> [Problem] Give the records back in full, exactly as they read.

> [Information shown]
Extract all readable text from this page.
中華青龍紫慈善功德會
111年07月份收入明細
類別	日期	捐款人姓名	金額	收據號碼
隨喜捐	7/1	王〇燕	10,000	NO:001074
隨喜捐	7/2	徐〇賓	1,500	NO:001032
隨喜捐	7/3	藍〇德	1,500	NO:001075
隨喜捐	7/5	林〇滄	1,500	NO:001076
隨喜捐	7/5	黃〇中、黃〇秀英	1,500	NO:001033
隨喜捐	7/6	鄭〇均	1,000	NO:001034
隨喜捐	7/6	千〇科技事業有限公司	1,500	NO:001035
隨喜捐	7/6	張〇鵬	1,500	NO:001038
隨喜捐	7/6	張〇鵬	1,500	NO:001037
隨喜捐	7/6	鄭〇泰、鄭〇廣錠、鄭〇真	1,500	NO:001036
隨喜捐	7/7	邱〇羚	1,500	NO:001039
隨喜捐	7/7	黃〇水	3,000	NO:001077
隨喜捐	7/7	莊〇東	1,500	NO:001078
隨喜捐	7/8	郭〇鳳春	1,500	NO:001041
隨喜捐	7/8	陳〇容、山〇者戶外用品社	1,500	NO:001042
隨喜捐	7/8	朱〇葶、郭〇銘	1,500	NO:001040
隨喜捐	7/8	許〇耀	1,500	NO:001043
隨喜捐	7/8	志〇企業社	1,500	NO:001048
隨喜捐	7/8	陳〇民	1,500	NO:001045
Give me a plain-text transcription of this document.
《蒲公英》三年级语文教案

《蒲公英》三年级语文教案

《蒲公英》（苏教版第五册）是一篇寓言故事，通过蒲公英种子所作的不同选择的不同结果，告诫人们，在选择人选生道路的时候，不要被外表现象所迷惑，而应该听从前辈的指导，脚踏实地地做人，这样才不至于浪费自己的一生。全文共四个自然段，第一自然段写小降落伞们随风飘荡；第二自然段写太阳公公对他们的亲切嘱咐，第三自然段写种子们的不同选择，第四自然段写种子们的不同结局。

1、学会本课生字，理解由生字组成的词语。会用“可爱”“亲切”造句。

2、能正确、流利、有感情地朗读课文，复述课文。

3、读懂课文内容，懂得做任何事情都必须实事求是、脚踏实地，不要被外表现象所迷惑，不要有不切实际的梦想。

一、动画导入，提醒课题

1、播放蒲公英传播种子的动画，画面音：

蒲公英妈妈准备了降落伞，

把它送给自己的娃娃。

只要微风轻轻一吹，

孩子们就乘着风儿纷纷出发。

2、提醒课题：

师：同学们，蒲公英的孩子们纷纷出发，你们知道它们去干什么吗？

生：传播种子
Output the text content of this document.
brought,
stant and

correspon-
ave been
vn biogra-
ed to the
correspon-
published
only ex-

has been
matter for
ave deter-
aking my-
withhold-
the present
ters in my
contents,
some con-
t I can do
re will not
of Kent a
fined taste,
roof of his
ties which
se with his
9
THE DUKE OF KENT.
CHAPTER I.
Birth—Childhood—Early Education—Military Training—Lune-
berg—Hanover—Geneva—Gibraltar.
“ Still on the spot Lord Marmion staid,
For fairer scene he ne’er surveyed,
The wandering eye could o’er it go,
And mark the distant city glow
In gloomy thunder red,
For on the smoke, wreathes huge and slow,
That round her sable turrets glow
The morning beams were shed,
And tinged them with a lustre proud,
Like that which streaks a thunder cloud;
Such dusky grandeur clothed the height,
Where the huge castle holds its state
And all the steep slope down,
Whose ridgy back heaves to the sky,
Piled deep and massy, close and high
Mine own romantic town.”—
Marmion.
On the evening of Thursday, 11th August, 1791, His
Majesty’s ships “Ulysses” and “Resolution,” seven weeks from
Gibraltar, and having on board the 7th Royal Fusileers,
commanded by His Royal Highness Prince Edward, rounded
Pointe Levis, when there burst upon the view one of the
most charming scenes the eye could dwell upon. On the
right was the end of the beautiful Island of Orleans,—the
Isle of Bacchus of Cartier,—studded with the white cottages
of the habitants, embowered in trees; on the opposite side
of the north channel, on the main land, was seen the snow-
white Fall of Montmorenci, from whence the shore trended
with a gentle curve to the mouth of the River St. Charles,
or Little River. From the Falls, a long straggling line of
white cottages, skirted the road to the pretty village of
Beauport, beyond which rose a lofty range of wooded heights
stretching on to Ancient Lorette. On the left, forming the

> [Right answer]
Extract all readable text from this page.
中華青龍紫慈善功德會
111年07月份收入明細
類別	日期	捐款人姓名	金額	收據號碼
隨喜捐	7/1	王〇燕	10,000	NO:001074
隨喜捐	7/2	徐〇賓	1,500	NO:001032
隨喜捐	7/3	藍〇德	1,500	NO:001075
隨喜捐	7/5	林〇滄	1,500	NO:001076
隨喜捐	7/5	黃〇中、黃〇秀英	1,500	NO:001033
隨喜捐	7/6	鄭〇均	1,000	NO:001034
隨喜捐	7/6	千〇科技事業有限公司	1,500	NO:001035
隨喜捐	7/6	張〇鵬	1,500	NO:001038
隨喜捐	7/6	張〇鵬	1,500	NO:001037
隨喜捐	7/6	鄭〇泰、鄭〇廣錠、鄭〇真	1,500	NO:001036
隨喜捐	7/7	邱〇羚	1,500	NO:001039
隨喜捐	7/7	黃〇水	3,000	NO:001077
隨喜捐	7/7	莊〇東	1,500	NO:001078
隨喜捐	7/8	郭〇鳳春	1,500	NO:001041
隨喜捐	7/8	陳〇容、山〇者戶外用品社	1,500	NO:001042
隨喜捐	7/8	朱〇葶、郭〇銘	1,500	NO:001040
隨喜捐	7/8	許〇耀	1,500	NO:001043
隨喜捐	7/8	志〇企業社	1,500	NO:001048
隨喜捐	7/8	陳〇民	1,500	NO:001045
Give me a plain-text transcription of this document.
《蒲公英》三年级语文教案

《蒲公英》三年级语文教案

《蒲公英》（苏教版第五册）是一篇寓言故事，通过蒲公英种子所作的不同选择的不同结果，告诫人们，在选择人选生道路的时候，不要被外表现象所迷惑，而应该听从前辈的指导，脚踏实地地做人，这样才不至于浪费自己的一生。全文共四个自然段，第一自然段写小降落伞们随风飘荡；第二自然段写太阳公公对他们的亲切嘱咐，第三自然段写种子们的不同选择，第四自然段写种子们的不同结局。

1、学会本课生字，理解由生字组成的词语。会用“可爱”“亲切”造句。

2、能正确、流利、有感情地朗读课文，复述课文。

3、读懂课文内容，懂得做任何事情都必须实事求是、脚踏实地，不要被外表现象所迷惑，不要有不切实际的梦想。

一、动画导入，提醒课题

1、播放蒲公英传播种子的动画，画面音：

蒲公英妈妈准备了降落伞，

把它送给自己的娃娃。

只要微风轻轻一吹，

孩子们就乘着风儿纷纷出发。

2、提醒课题：

师：同学们，蒲公英的孩子们纷纷出发，你们知道它们去干什么吗？

生：传播种子
Output the text content of this document.
brought,
stant and

correspon-
ave been
vn biogra-
ed to the
correspon-
published
only ex-

has been
matter for
ave deter-
aking my-
withhold-
the present
ters in my
contents,
some con-
t I can do
re will not
of Kent a
fined taste,
roof of his
ties which
se with his
9
THE DUKE OF KENT.
CHAPTER I.
Birth—Childhood—Early Education—Military Training—Lune-
berg—Hanover—Geneva—Gibraltar.
“ Still on the spot Lord Marmion staid,
For fairer scene he ne’er surveyed,
The wandering eye could o’er it go,
And mark the distant city glow
In gloomy thunder red,
For on the smoke, wreathes huge and slow,
That round her sable turrets glow
The morning beams were shed,
And tinged them with a lustre proud,
Like that which streaks a thunder cloud;
Such dusky grandeur clothed the height,
Where the huge castle holds its state
And all the steep slope down,
Whose ridgy back heaves to the sky,
Piled deep and massy, close and high
Mine own romantic town.”—
Marmion.
On the evening of Thursday, 11th August, 1791, His
Majesty’s ships “Ulysses” and “Resolution,” seven weeks from
Gibraltar, and having on board the 7th Royal Fusileers,
commanded by His Royal Highness Prince Edward, rounded
Pointe Levis, when there burst upon the view one of the
most charming scenes the eye could dwell upon. On the
right was the end of the beautiful Island of Orleans,—the
Isle of Bacchus of Cartier,—studded with the white cottages
of the habitants, embowered in trees; on the opposite side
of the north channel, on the main land, was seen the snow-
white Fall of Montmorenci, from whence the shore trended
with a gentle curve to the mouth of the River St. Charles,
or Little River. From the Falls, a long straggling line of
white cottages, skirted the road to the pretty village of
Beauport, beyond which rose a lofty range of wooded heights
stretching on to Ancient Lorette. On the left, forming the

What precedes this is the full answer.